Please print the full listing exactly.

* _EXERCISE MATERIAL_:
※ ※ ※
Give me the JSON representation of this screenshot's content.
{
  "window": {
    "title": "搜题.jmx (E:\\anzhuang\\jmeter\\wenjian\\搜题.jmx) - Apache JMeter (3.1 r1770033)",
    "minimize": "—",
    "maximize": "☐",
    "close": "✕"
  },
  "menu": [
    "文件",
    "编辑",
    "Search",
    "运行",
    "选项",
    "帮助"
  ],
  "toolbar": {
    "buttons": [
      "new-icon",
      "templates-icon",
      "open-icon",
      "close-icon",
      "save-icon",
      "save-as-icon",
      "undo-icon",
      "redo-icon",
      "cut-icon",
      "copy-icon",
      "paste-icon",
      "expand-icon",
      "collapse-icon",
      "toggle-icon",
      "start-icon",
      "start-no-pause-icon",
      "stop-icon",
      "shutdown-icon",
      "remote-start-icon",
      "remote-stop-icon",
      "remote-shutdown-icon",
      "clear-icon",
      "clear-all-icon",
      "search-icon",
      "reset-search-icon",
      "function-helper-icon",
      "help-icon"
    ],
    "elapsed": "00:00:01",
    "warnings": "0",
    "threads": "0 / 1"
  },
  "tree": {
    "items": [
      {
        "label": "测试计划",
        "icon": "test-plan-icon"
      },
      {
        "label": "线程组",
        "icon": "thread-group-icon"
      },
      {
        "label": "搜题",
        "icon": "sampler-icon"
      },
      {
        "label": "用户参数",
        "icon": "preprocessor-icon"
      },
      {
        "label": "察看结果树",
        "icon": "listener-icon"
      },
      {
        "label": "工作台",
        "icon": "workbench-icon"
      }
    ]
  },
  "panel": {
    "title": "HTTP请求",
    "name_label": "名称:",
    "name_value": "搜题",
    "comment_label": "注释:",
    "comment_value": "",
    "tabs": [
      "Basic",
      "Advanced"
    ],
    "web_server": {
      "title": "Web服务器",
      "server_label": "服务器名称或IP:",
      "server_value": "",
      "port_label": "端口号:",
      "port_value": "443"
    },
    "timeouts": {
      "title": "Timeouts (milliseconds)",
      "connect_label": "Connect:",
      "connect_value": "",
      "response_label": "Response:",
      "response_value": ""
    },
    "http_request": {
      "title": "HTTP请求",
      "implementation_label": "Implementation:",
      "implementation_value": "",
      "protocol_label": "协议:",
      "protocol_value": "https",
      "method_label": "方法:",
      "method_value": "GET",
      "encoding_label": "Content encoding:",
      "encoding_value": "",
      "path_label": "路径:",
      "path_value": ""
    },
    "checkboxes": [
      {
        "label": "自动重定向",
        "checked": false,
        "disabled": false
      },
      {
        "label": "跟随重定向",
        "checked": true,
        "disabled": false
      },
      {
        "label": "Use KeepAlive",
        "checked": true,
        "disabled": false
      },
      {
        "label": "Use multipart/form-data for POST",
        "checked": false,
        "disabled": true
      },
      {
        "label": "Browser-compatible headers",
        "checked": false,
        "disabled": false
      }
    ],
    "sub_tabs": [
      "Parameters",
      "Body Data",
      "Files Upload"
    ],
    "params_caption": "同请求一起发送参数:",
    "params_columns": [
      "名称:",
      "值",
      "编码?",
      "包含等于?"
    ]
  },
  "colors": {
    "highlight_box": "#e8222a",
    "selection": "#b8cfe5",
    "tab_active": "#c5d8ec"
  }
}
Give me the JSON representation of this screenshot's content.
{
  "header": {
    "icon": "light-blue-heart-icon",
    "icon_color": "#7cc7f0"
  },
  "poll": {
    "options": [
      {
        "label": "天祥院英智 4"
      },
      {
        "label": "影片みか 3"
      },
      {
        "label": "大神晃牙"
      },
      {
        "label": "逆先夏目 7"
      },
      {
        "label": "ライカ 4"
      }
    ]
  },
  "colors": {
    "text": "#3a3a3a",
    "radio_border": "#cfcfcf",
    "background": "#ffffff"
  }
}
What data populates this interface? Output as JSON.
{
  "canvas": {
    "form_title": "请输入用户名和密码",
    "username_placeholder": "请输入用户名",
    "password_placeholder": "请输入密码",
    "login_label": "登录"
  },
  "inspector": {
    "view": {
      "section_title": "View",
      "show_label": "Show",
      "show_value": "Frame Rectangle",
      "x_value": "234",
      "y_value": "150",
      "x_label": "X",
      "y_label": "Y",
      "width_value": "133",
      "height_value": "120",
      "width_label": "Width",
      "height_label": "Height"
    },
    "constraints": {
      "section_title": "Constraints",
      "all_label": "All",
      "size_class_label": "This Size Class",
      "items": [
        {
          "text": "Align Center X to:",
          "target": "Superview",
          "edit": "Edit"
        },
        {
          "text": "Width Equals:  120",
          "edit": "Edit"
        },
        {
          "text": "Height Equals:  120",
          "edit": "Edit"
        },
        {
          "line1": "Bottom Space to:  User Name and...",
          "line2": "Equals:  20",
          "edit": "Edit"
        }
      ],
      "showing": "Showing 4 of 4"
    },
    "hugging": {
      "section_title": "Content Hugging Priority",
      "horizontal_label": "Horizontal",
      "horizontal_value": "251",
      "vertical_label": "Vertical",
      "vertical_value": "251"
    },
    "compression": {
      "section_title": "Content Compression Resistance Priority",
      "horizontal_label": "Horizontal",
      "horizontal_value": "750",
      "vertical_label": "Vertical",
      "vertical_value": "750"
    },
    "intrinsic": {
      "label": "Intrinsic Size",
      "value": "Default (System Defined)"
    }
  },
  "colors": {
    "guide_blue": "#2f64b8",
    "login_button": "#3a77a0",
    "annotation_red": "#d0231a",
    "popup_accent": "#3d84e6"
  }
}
※ ※ ※
* _RESPONSE_:
Give me the JSON representation of this screenshot's content.
{
  "window": {
    "title": "搜题.jmx (E:\\anzhuang\\jmeter\\wenjian\\搜题.jmx) - Apache JMeter (3.1 r1770033)",
    "minimize": "—",
    "maximize": "☐",
    "close": "✕"
  },
  "menu": [
    "文件",
    "编辑",
    "Search",
    "运行",
    "选项",
    "帮助"
  ],
  "toolbar": {
    "buttons": [
      "new-icon",
      "templates-icon",
      "open-icon",
      "close-icon",
      "save-icon",
      "save-as-icon",
      "undo-icon",
      "redo-icon",
      "cut-icon",
      "copy-icon",
      "paste-icon",
      "expand-icon",
      "collapse-icon",
      "toggle-icon",
      "start-icon",
      "start-no-pause-icon",
      "stop-icon",
      "shutdown-icon",
      "remote-start-icon",
      "remote-stop-icon",
      "remote-shutdown-icon",
      "clear-icon",
      "clear-all-icon",
      "search-icon",
      "reset-search-icon",
      "function-helper-icon",
      "help-icon"
    ],
    "elapsed": "00:00:01",
    "warnings": "0",
    "threads": "0 / 1"
  },
  "tree": {
    "items": [
      {
        "label": "测试计划",
        "icon": "test-plan-icon"
      },
      {
        "label": "线程组",
        "icon": "thread-group-icon"
      },
      {
        "label": "搜题",
        "icon": "sampler-icon"
      },
      {
        "label": "用户参数",
        "icon": "preprocessor-icon"
      },
      {
        "label": "察看结果树",
        "icon": "listener-icon"
      },
      {
        "label": "工作台",
        "icon": "workbench-icon"
      }
    ]
  },
  "panel": {
    "title": "HTTP请求",
    "name_label": "名称:",
    "name_value": "搜题",
    "comment_label": "注释:",
    "comment_value": "",
    "tabs": [
      "Basic",
      "Advanced"
    ],
    "web_server": {
      "title": "Web服务器",
      "server_label": "服务器名称或IP:",
      "server_value": "",
      "port_label": "端口号:",
      "port_value": "443"
    },
    "timeouts": {
      "title": "Timeouts (milliseconds)",
      "connect_label": "Connect:",
      "connect_value": "",
      "response_label": "Response:",
      "response_value": ""
    },
    "http_request": {
      "title": "HTTP请求",
      "implementation_label": "Implementation:",
      "implementation_value": "",
      "protocol_label": "协议:",
      "protocol_value": "https",
      "method_label": "方法:",
      "method_value": "GET",
      "encoding_label": "Content encoding:",
      "encoding_value": "",
      "path_label": "路径:",
      "path_value": ""
    },
    "checkboxes": [
      {
        "label": "自动重定向",
        "checked": false,
        "disabled": false
      },
      {
        "label": "跟随重定向",
        "checked": true,
        "disabled": false
      },
      {
        "label": "Use KeepAlive",
        "checked": true,
        "disabled": false
      },
      {
        "label": "Use multipart/form-data for POST",
        "checked": false,
        "disabled": true
      },
      {
        "label": "Browser-compatible headers",
        "checked": false,
        "disabled": false
      }
    ],
    "sub_tabs": [
      "Parameters",
      "Body Data",
      "Files Upload"
    ],
    "params_caption": "同请求一起发送参数:",
    "params_columns": [
      "名称:",
      "值",
      "编码?",
      "包含等于?"
    ]
  },
  "colors": {
    "highlight_box": "#e8222a",
    "selection": "#b8cfe5",
    "tab_active": "#c5d8ec"
  }
}
Give me the JSON representation of this screenshot's content.
{
  "header": {
    "icon": "light-blue-heart-icon",
    "icon_color": "#7cc7f0"
  },
  "poll": {
    "options": [
      {
        "label": "天祥院英智 4"
      },
      {
        "label": "影片みか 3"
      },
      {
        "label": "大神晃牙"
      },
      {
        "label": "逆先夏目 7"
      },
      {
        "label": "ライカ 4"
      }
    ]
  },
  "colors": {
    "text": "#3a3a3a",
    "radio_border": "#cfcfcf",
    "background": "#ffffff"
  }
}
What data populates this interface? Output as JSON.
{
  "canvas": {
    "form_title": "请输入用户名和密码",
    "username_placeholder": "请输入用户名",
    "password_placeholder": "请输入密码",
    "login_label": "登录"
  },
  "inspector": {
    "view": {
      "section_title": "View",
      "show_label": "Show",
      "show_value": "Frame Rectangle",
      "x_value": "234",
      "y_value": "150",
      "x_label": "X",
      "y_label": "Y",
      "width_value": "133",
      "height_value": "120",
      "width_label": "Width",
      "height_label": "Height"
    },
    "constraints": {
      "section_title": "Constraints",
      "all_label": "All",
      "size_class_label": "This Size Class",
      "items": [
        {
          "text": "Align Center X to:",
          "target": "Superview",
          "edit": "Edit"
        },
        {
          "text": "Width Equals:  120",
          "edit": "Edit"
        },
        {
          "text": "Height Equals:  120",
          "edit": "Edit"
        },
        {
          "line1": "Bottom Space to:  User Name and...",
          "line2": "Equals:  20",
          "edit": "Edit"
        }
      ],
      "showing": "Showing 4 of 4"
    },
    "hugging": {
      "section_title": "Content Hugging Priority",
      "horizontal_label": "Horizontal",
      "horizontal_value": "251",
      "vertical_label": "Vertical",
      "vertical_value": "251"
    },
    "compression": {
      "section_title": "Content Compression Resistance Priority",
      "horizontal_label": "Horizontal",
      "horizontal_value": "750",
      "vertical_label": "Vertical",
      "vertical_value": "750"
    },
    "intrinsic": {
      "label": "Intrinsic Size",
      "value": "Default (System Defined)"
    }
  },
  "colors": {
    "guide_blue": "#2f64b8",
    "login_button": "#3a77a0",
    "annotation_red": "#d0231a",
    "popup_accent": "#3d84e6"
  }
}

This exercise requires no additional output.